start Data for processing
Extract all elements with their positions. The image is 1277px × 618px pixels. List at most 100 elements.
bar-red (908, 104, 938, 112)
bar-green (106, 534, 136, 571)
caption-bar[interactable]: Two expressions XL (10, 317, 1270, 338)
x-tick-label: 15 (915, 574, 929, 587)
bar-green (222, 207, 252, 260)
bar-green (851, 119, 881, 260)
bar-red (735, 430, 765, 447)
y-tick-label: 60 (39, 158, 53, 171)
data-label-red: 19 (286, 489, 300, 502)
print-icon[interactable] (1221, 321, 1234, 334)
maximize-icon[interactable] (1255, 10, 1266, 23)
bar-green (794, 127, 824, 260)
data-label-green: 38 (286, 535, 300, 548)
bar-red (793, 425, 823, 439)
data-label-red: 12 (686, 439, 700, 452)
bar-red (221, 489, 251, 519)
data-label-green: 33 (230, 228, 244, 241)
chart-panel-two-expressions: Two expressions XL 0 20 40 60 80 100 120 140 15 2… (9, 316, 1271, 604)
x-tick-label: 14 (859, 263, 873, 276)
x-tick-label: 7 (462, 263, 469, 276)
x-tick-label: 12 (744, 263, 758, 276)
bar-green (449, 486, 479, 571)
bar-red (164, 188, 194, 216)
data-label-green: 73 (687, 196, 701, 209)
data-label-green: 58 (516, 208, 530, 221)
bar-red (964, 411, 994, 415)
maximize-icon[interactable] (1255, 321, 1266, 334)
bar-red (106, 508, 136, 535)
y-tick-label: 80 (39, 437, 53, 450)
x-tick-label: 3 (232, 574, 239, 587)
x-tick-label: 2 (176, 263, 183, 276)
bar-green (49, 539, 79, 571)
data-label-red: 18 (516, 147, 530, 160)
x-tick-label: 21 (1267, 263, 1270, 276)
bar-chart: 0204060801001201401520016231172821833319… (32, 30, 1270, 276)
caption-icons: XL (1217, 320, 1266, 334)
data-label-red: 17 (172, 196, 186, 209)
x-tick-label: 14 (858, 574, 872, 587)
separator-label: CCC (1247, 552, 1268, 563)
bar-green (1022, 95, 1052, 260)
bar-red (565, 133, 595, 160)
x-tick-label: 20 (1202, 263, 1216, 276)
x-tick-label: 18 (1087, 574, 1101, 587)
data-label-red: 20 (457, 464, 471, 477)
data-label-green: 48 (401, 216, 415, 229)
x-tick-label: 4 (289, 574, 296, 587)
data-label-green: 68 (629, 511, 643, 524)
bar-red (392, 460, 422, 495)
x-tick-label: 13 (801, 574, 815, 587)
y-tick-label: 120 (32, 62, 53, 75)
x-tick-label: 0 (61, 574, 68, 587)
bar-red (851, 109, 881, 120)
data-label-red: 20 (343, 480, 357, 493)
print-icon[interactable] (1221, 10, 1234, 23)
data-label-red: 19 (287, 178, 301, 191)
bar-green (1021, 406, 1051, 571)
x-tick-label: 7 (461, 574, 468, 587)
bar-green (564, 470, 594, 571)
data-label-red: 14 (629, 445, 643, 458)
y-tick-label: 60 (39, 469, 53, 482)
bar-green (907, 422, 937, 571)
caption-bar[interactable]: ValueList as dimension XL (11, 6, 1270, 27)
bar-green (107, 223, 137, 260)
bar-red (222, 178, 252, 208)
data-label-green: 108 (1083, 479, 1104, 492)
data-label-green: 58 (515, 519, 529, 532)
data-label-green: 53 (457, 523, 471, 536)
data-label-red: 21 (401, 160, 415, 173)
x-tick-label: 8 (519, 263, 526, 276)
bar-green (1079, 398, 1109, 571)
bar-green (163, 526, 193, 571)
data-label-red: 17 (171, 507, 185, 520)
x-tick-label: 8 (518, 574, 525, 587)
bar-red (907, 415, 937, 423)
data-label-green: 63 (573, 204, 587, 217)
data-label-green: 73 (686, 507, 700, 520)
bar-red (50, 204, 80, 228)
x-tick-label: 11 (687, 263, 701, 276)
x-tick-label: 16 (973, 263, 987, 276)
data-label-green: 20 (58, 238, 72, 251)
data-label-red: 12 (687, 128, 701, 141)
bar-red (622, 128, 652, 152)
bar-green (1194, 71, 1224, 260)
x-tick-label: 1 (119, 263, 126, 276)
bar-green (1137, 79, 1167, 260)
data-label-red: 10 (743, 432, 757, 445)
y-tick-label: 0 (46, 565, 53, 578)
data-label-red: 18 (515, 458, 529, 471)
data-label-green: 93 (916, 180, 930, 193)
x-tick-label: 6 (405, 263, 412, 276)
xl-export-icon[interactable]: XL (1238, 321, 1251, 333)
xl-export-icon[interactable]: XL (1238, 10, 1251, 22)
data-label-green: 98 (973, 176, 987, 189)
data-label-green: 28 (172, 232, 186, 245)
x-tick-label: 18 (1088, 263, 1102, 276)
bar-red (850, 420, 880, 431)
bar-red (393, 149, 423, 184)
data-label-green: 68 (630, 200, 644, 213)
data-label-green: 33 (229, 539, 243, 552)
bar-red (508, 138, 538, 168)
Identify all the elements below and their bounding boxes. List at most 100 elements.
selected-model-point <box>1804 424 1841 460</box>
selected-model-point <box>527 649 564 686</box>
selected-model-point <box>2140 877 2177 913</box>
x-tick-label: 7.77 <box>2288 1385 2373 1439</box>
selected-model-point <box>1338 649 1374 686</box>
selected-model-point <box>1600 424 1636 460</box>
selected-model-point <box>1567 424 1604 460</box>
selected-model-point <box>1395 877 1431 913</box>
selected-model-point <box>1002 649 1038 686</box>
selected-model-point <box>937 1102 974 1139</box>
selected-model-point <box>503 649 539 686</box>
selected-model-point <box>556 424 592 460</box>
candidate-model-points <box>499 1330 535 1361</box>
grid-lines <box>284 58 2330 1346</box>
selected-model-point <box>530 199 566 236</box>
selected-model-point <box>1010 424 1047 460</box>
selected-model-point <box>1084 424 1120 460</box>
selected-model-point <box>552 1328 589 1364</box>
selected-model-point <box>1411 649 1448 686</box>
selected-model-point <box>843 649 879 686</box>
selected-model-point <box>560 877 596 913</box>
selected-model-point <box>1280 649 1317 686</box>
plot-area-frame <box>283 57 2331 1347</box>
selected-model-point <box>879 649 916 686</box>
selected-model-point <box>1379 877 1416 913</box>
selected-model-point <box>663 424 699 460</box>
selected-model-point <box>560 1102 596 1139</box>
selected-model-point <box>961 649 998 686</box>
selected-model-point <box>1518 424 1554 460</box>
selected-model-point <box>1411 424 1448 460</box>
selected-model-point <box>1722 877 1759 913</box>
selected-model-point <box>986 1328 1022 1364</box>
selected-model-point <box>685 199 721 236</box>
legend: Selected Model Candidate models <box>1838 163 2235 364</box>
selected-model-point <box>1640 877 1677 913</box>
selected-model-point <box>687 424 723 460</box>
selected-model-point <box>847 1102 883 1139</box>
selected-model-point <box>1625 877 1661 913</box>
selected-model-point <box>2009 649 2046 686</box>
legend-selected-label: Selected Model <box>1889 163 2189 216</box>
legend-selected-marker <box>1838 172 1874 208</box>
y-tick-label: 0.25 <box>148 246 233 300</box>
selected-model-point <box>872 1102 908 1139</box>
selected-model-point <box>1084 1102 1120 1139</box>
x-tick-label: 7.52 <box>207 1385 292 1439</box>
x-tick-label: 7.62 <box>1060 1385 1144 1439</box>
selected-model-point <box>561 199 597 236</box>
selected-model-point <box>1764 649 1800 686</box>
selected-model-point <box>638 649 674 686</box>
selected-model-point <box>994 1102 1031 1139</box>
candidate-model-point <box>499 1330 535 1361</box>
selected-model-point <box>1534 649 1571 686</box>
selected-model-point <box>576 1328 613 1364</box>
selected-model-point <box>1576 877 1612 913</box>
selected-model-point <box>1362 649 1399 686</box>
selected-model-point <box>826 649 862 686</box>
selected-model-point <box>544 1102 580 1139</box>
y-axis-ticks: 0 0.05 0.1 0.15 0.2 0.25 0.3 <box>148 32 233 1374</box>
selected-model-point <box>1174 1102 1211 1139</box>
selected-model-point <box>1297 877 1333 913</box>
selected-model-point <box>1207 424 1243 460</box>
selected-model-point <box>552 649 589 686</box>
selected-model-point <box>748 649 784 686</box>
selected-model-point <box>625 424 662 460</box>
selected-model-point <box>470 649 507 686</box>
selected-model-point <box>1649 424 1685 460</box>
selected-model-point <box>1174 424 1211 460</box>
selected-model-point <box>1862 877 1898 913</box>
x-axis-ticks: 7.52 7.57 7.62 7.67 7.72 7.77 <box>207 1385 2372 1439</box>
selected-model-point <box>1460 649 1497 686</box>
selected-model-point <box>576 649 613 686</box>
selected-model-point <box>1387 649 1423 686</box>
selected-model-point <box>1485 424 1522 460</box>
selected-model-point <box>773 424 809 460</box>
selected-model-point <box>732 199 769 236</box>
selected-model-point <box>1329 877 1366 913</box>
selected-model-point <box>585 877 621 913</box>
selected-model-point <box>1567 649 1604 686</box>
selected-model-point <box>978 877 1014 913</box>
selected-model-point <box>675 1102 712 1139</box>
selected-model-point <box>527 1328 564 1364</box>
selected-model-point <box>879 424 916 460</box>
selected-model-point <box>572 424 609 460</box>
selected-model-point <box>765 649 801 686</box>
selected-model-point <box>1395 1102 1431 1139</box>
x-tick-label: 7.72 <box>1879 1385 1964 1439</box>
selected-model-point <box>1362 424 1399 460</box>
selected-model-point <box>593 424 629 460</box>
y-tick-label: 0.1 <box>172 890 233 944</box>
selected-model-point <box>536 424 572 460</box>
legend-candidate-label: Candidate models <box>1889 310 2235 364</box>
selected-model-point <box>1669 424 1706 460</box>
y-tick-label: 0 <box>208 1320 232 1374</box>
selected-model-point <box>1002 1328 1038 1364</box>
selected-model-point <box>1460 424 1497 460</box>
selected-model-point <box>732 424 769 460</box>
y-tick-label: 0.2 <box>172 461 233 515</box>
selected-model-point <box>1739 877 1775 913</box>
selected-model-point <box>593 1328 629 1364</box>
end Data for processing
» **Required task**:
From the start of the material through the line that contains "data-label-red: 19 (286, 489, 300, 502)", write the lines out again, changing "bar-green" to "bar-blue" and leaving everything else unchanged.

» **Result**:
Extract all elements with their positions. The image is 1277px × 618px pixels. List at most 100 elements.
bar-red (908, 104, 938, 112)
bar-blue (106, 534, 136, 571)
caption-bar[interactable]: Two expressions XL (10, 317, 1270, 338)
x-tick-label: 15 (915, 574, 929, 587)
bar-blue (222, 207, 252, 260)
bar-blue (851, 119, 881, 260)
bar-red (735, 430, 765, 447)
y-tick-label: 60 (39, 158, 53, 171)
data-label-red: 19 (286, 489, 300, 502)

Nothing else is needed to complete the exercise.